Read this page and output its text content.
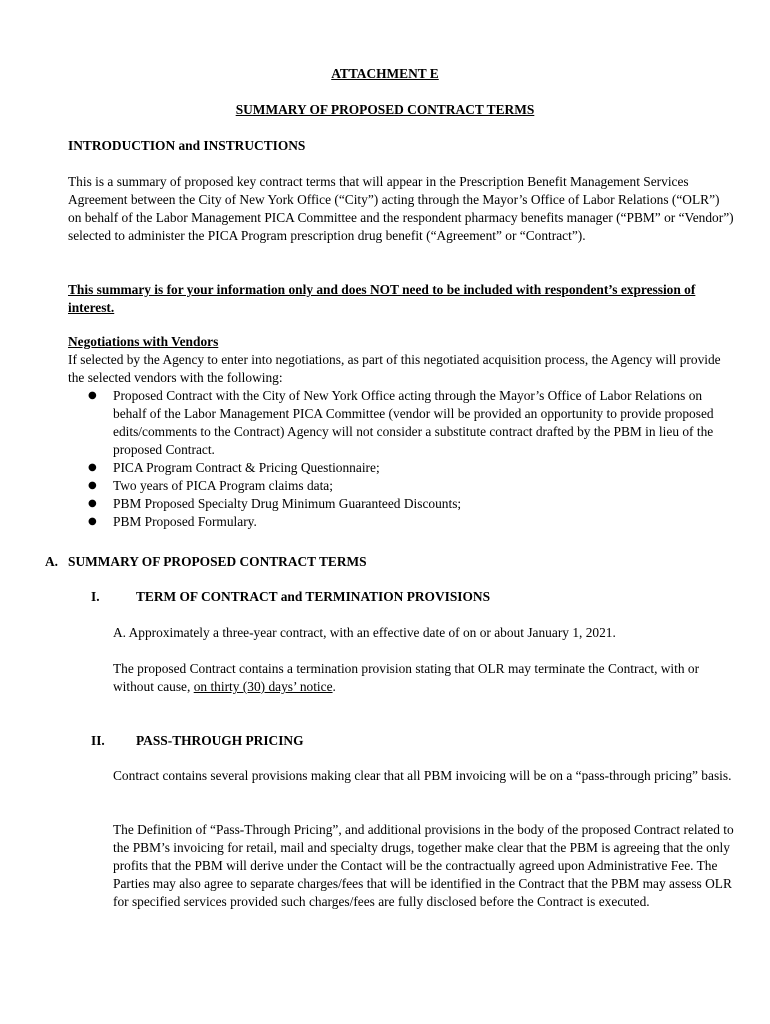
ATTACHMENT E

SUMMARY OF PROPOSED CONTRACT TERMS

INTRODUCTION and INSTRUCTIONS

This is a summary of proposed key contract terms that will appear in the Prescription Benefit Management Services Agreement between the City of New York Office (“City”) acting through the Mayor’s Office of Labor Relations (“OLR”) on behalf of the Labor Management PICA Committee and the respondent pharmacy benefits manager (“PBM” or “Vendor”) selected to administer the PICA Program prescription drug benefit (“Agreement” or “Contract”).

This summary is for your information only and does NOT need to be included with respondent’s expression of interest.

Negotiations with Vendors

If selected by the Agency to enter into negotiations, as part of this negotiated acquisition process, the Agency will provide the selected vendors with the following:

● Proposed Contract with the City of New York Office acting through the Mayor’s Office of Labor Relations on behalf of the Labor Management PICA Committee (vendor will be provided an opportunity to provide proposed edits/comments to the Contract) Agency will not consider a substitute contract drafted by the PBM in lieu of the proposed Contract.
● PICA Program Contract & Pricing Questionnaire;
● Two years of PICA Program claims data;
● PBM Proposed Specialty Drug Minimum Guaranteed Discounts;
● PBM Proposed Formulary.

A. SUMMARY OF PROPOSED CONTRACT TERMS

I.	TERM OF CONTRACT and TERMINATION PROVISIONS

A. Approximately a three-year contract, with an effective date of on or about January 1, 2021.

The proposed Contract contains a termination provision stating that OLR may terminate the Contract, with or without cause, on thirty (30) days’ notice.

II. PASS-THROUGH PRICING

Contract contains several provisions making clear that all PBM invoicing will be on a “pass-through pricing” basis.

The Definition of “Pass-Through Pricing”, and additional provisions in the body of the proposed Contract related to the PBM’s invoicing for retail, mail and specialty drugs, together make clear that the PBM is agreeing that the only profits that the PBM will derive under the Contact will be the contractually agreed upon Administrative Fee. The Parties may also agree to separate charges/fees that will be identified in the Contract that the PBM may assess OLR for specified services provided such charges/fees are fully disclosed before the Contract is executed.
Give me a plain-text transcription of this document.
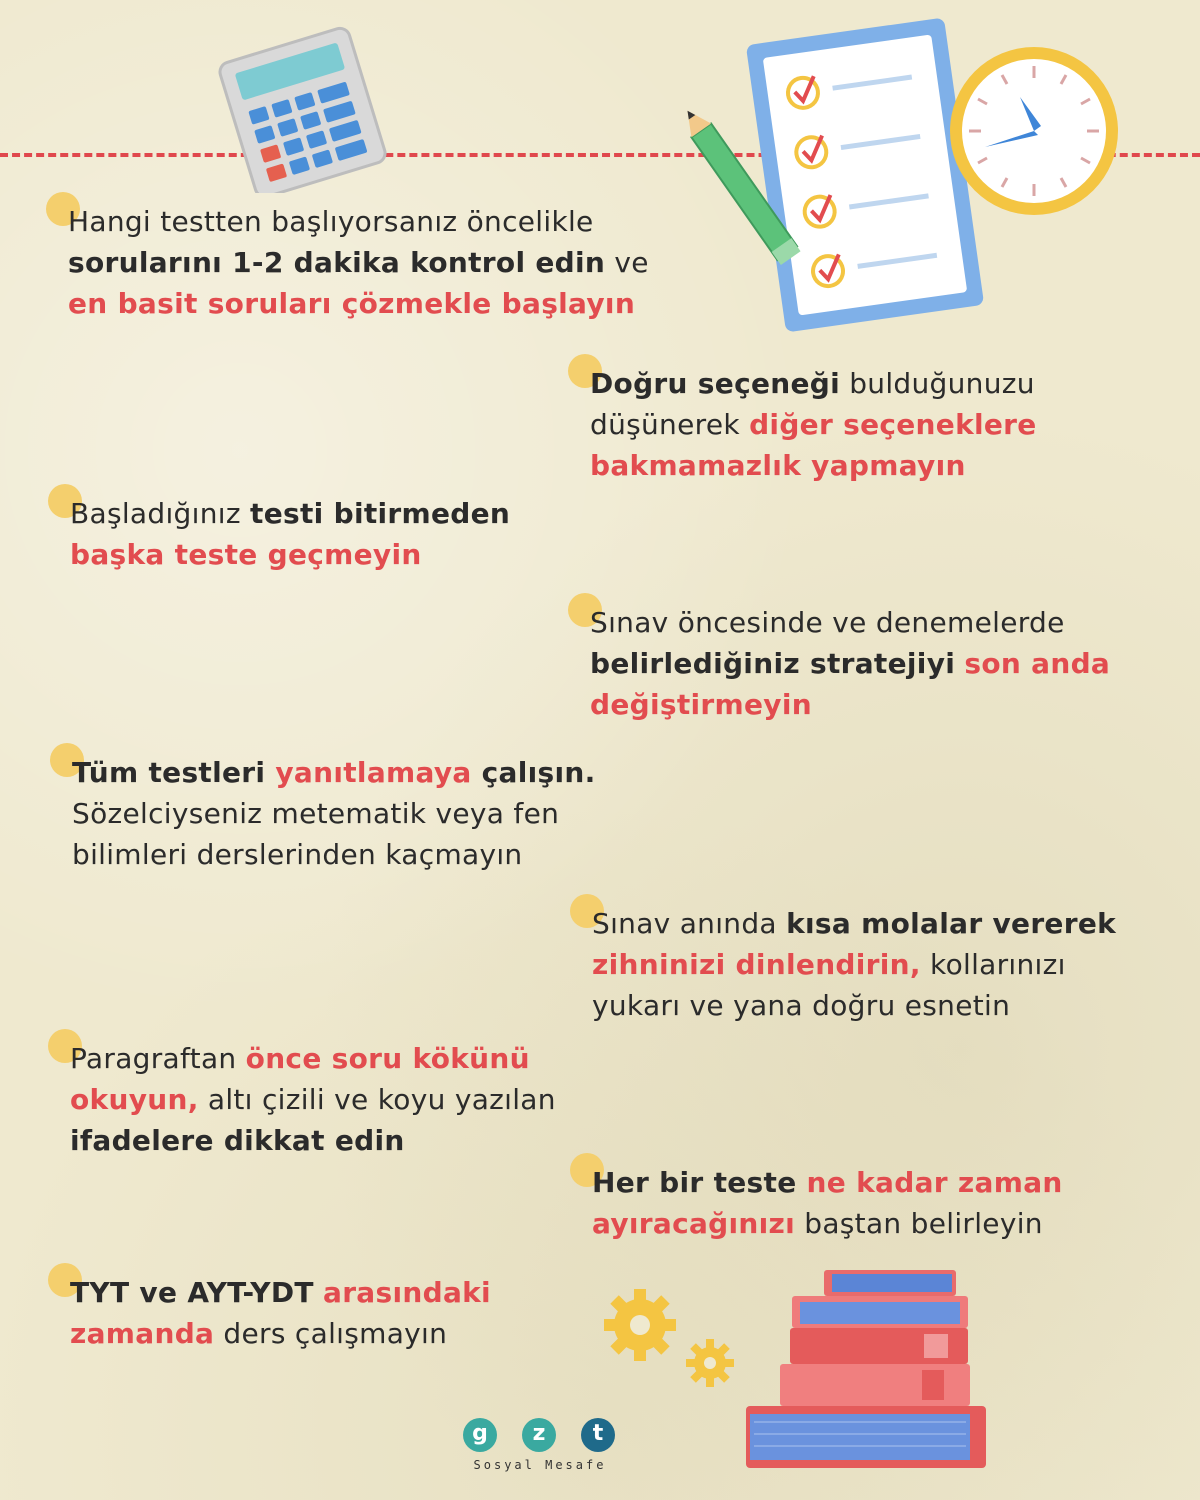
Hangi testten başlıyorsanız öncelikle
sorularını 1-2 dakika kontrol edin ve
en basit soruları çözmekle başlayın
Doğru seçeneği bulduğunuzu
düşünerek diğer seçeneklere
bakmamazlık yapmayın
Başladığınız testi bitirmeden
başka teste geçmeyin
Sınav öncesinde ve denemelerde
belirlediğiniz stratejiyi son anda
değiştirmeyin
Tüm testleri yanıtlamaya çalışın.
Sözelciyseniz metematik veya fen
bilimleri derslerinden kaçmayın
Sınav anında kısa molalar vererek
zihninizi dinlendirin, kollarınızı
yukarı ve yana doğru esnetin
Paragraftan önce soru kökünü
okuyun, altı çizili ve koyu yazılan
ifadelere dikkat edin
Her bir teste ne kadar zaman
ayıracağınızı baştan belirleyin
TYT ve AYT-YDT arasındaki
zamanda ders çalışmayın
g	z	t
Sosyal Mesafe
____________________
● Work to complete
Retype every entry verbatim and exclude the pictures from the copy.

● The solution
Read this page and output its text content.
ATTACHMENT E

SUMMARY OF PROPOSED CONTRACT TERMS

INTRODUCTION and INSTRUCTIONS

This is a summary of proposed key contract terms that will appear in the Prescription Benefit Management Services Agreement between the City of New York Office (“City”) acting through the Mayor’s Office of Labor Relations (“OLR”) on behalf of the Labor Management PICA Committee and the respondent pharmacy benefits manager (“PBM” or “Vendor”) selected to administer the PICA Program prescription drug benefit (“Agreement” or “Contract”).

This summary is for your information only and does NOT need to be included with respondent’s expression of interest.

Negotiations with Vendors

If selected by the Agency to enter into negotiations, as part of this negotiated acquisition process, the Agency will provide the selected vendors with the following:

● Proposed Contract with the City of New York Office acting through the Mayor’s Office of Labor Relations on behalf of the Labor Management PICA Committee (vendor will be provided an opportunity to provide proposed edits/comments to the Contract) Agency will not consider a substitute contract drafted by the PBM in lieu of the proposed Contract.
● PICA Program Contract & Pricing Questionnaire;
● Two years of PICA Program claims data;
● PBM Proposed Specialty Drug Minimum Guaranteed Discounts;
● PBM Proposed Formulary.

A. SUMMARY OF PROPOSED CONTRACT TERMS

I.	TERM OF CONTRACT and TERMINATION PROVISIONS

A. Approximately a three-year contract, with an effective date of on or about January 1, 2021.

The proposed Contract contains a termination provision stating that OLR may terminate the Contract, with or without cause, on thirty (30) days’ notice.

II. PASS-THROUGH PRICING

Contract contains several provisions making clear that all PBM invoicing will be on a “pass-through pricing” basis.

The Definition of “Pass-Through Pricing”, and additional provisions in the body of the proposed Contract related to the PBM’s invoicing for retail, mail and specialty drugs, together make clear that the PBM is agreeing that the only profits that the PBM will derive under the Contact will be the contractually agreed upon Administrative Fee. The Parties may also agree to separate charges/fees that will be identified in the Contract that the PBM may assess OLR for specified services provided such charges/fees are fully disclosed before the Contract is executed.
Give me a plain-text transcription of this document.
Hangi testten başlıyorsanız öncelikle
sorularını 1-2 dakika kontrol edin ve
en basit soruları çözmekle başlayın
Doğru seçeneği bulduğunuzu
düşünerek diğer seçeneklere
bakmamazlık yapmayın
Başladığınız testi bitirmeden
başka teste geçmeyin
Sınav öncesinde ve denemelerde
belirlediğiniz stratejiyi son anda
değiştirmeyin
Tüm testleri yanıtlamaya çalışın.
Sözelciyseniz metematik veya fen
bilimleri derslerinden kaçmayın
Sınav anında kısa molalar vererek
zihninizi dinlendirin, kollarınızı
yukarı ve yana doğru esnetin
Paragraftan önce soru kökünü
okuyun, altı çizili ve koyu yazılan
ifadelere dikkat edin
Her bir teste ne kadar zaman
ayıracağınızı baştan belirleyin
TYT ve AYT-YDT arasındaki
zamanda ders çalışmayın
g	z	t
Sosyal Mesafe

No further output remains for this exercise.